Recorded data
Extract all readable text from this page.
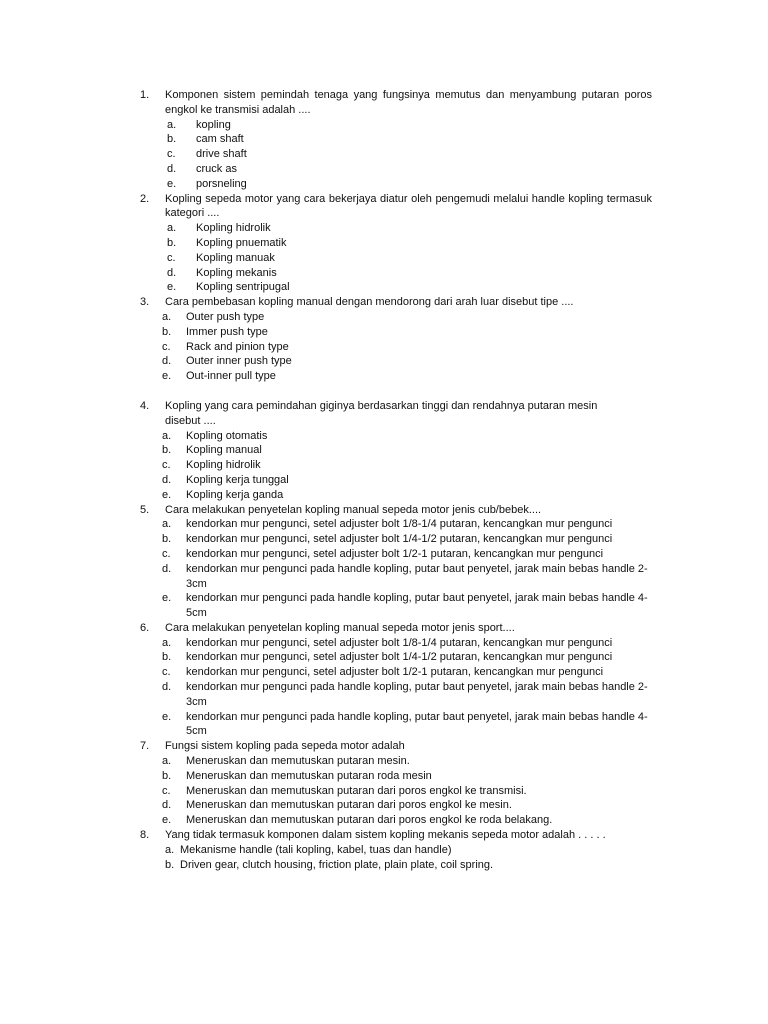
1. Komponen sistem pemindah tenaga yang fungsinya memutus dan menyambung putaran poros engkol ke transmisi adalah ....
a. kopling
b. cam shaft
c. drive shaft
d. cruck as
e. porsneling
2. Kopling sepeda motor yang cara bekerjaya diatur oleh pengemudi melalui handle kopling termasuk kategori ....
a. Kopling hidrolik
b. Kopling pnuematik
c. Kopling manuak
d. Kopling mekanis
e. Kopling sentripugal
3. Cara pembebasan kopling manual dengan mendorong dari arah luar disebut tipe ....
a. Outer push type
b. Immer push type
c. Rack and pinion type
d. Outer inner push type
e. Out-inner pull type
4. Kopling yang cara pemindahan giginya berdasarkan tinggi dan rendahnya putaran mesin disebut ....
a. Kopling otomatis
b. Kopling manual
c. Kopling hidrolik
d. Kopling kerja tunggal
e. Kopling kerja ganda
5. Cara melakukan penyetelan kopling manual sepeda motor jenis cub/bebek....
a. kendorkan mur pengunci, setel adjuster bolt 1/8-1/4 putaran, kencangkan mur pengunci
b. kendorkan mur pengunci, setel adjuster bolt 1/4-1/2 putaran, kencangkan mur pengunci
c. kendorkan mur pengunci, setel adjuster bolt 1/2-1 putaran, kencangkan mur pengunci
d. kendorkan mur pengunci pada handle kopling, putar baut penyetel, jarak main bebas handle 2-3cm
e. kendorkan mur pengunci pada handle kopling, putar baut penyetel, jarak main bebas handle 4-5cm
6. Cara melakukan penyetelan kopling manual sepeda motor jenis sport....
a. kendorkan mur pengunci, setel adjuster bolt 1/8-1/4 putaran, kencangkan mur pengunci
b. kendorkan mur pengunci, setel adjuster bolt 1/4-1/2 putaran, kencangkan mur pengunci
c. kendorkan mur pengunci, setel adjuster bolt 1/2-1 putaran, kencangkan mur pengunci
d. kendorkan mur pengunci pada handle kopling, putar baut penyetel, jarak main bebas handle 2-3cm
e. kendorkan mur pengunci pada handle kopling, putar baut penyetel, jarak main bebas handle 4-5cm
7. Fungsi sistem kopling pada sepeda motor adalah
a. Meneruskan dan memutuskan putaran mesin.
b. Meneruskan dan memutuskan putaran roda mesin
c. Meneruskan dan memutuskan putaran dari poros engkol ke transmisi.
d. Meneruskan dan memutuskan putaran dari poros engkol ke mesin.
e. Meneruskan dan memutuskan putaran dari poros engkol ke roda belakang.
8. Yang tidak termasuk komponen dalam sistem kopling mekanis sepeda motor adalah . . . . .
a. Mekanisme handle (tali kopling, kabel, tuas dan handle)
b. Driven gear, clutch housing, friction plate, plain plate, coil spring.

==

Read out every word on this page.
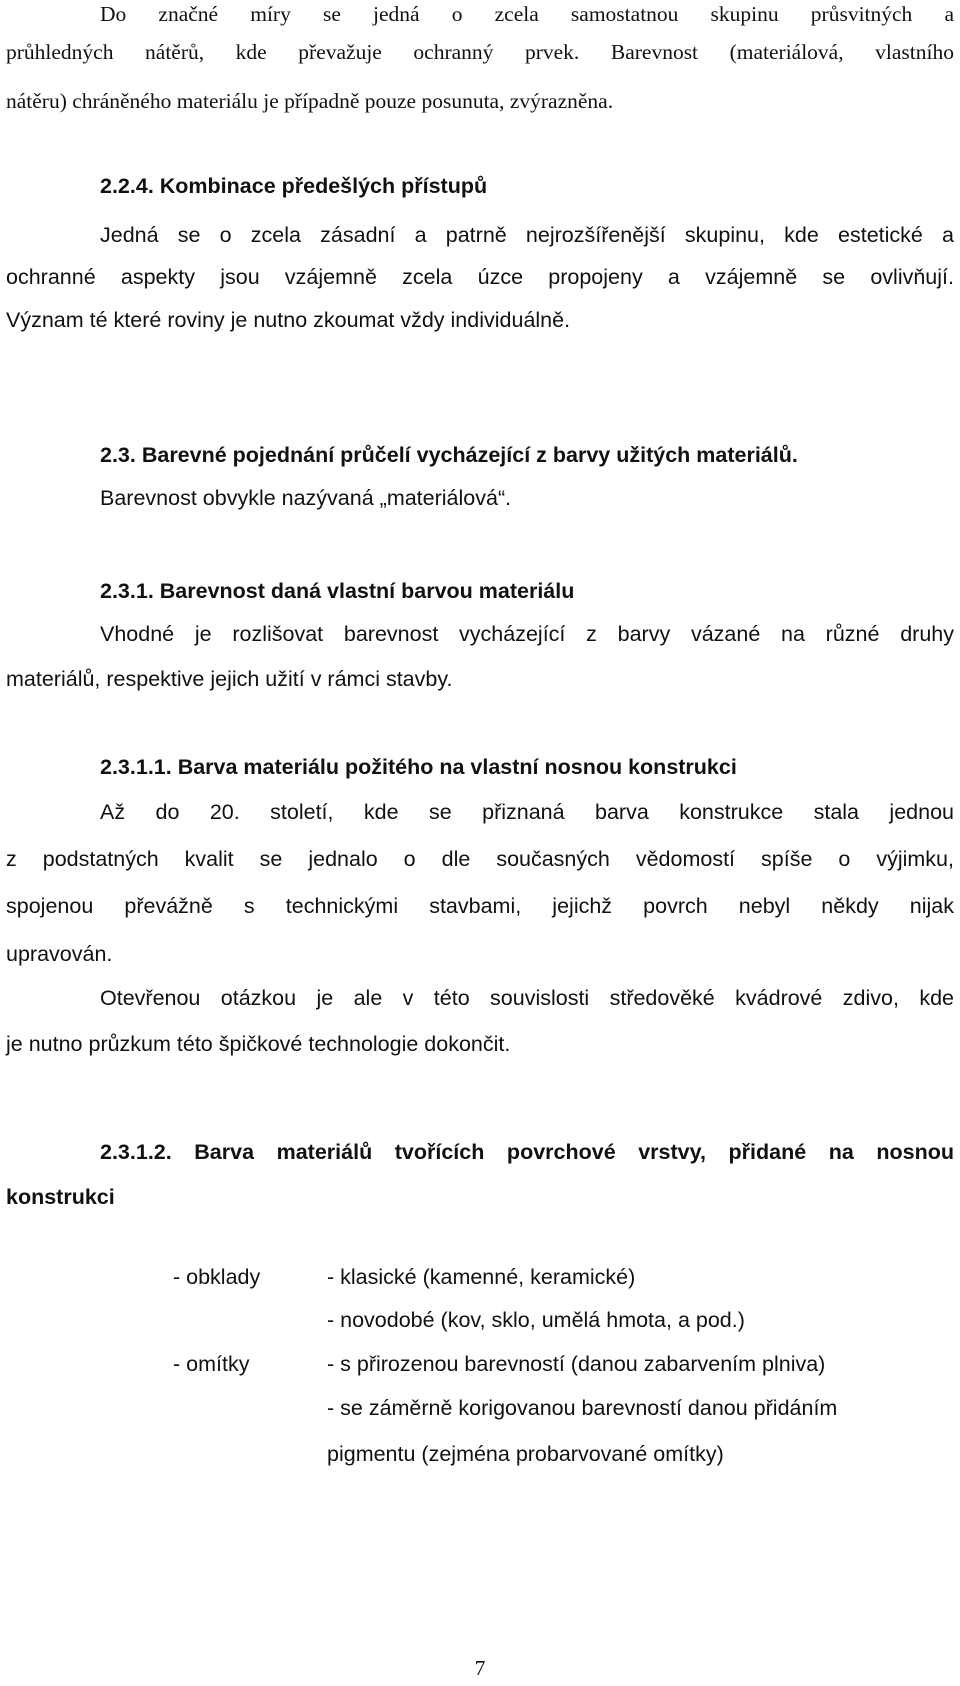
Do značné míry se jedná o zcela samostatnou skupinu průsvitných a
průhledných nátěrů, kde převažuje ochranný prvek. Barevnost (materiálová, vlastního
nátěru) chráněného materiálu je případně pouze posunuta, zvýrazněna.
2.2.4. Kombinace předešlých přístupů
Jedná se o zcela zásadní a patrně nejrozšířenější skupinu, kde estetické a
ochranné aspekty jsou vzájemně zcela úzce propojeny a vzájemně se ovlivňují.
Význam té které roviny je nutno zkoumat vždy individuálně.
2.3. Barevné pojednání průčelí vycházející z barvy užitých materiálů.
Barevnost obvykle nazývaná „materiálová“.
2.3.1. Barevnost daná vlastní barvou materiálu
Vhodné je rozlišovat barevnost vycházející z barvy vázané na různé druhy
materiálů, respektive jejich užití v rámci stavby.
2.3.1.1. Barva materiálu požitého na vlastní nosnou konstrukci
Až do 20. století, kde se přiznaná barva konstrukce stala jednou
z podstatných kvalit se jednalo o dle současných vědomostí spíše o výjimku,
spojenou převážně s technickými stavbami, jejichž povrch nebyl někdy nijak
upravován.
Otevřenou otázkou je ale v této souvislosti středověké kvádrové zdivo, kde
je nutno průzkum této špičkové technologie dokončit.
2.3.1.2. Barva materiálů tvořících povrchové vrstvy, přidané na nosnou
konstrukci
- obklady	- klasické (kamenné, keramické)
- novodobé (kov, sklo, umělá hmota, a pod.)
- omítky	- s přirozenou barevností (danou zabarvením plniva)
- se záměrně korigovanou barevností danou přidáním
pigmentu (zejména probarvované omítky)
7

* * *

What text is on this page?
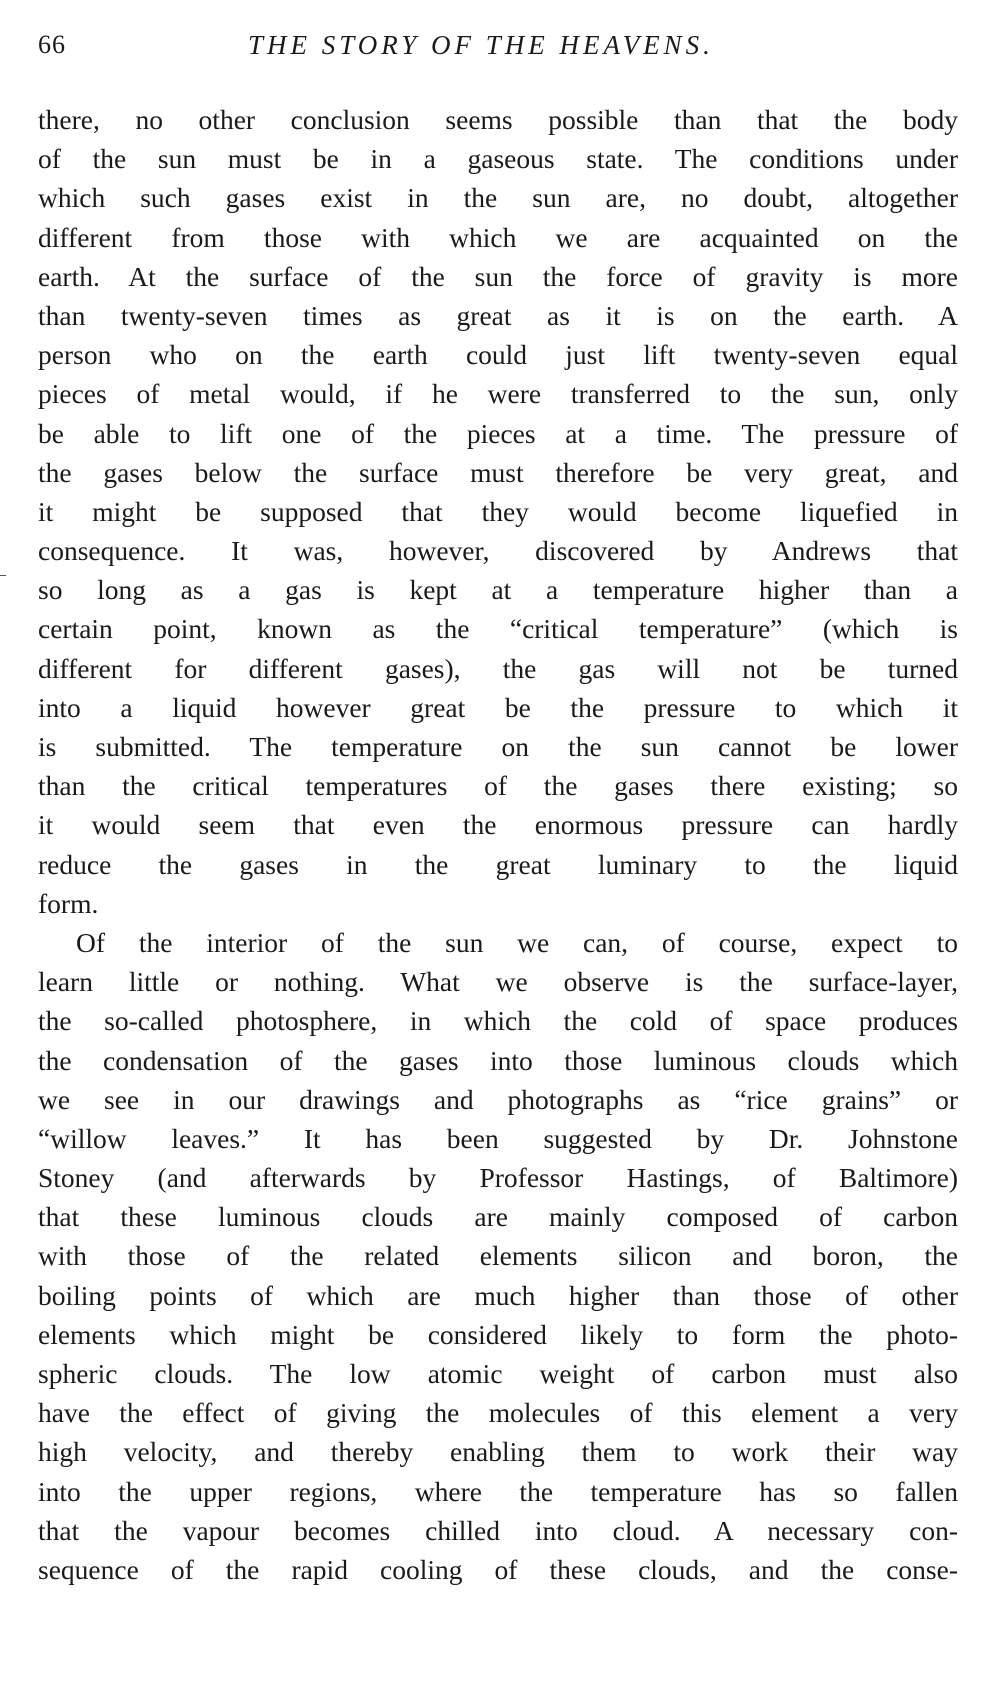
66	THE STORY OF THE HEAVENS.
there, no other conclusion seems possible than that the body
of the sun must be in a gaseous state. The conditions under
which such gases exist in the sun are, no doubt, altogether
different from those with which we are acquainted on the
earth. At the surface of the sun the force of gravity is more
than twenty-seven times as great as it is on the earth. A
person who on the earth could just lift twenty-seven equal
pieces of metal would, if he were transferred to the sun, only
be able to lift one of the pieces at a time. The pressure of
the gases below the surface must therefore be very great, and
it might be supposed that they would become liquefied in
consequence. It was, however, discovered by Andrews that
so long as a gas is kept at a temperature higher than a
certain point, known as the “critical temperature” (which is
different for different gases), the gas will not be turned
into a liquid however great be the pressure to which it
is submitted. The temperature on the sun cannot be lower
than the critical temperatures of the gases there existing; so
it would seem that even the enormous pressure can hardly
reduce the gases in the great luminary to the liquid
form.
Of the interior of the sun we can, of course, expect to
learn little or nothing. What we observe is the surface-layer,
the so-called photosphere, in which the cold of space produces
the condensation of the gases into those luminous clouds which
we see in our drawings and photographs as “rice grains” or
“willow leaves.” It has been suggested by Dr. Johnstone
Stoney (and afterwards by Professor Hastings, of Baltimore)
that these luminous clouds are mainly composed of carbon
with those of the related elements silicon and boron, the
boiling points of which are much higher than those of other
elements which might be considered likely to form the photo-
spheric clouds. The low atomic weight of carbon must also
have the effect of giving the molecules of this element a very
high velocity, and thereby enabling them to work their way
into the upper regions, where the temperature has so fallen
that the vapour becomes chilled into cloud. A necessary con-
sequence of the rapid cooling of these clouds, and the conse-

* Challenge: From the listing above, copy every line that includes the word "form".

* Result of this exercise:
form.
elements which might be considered likely to form the photo-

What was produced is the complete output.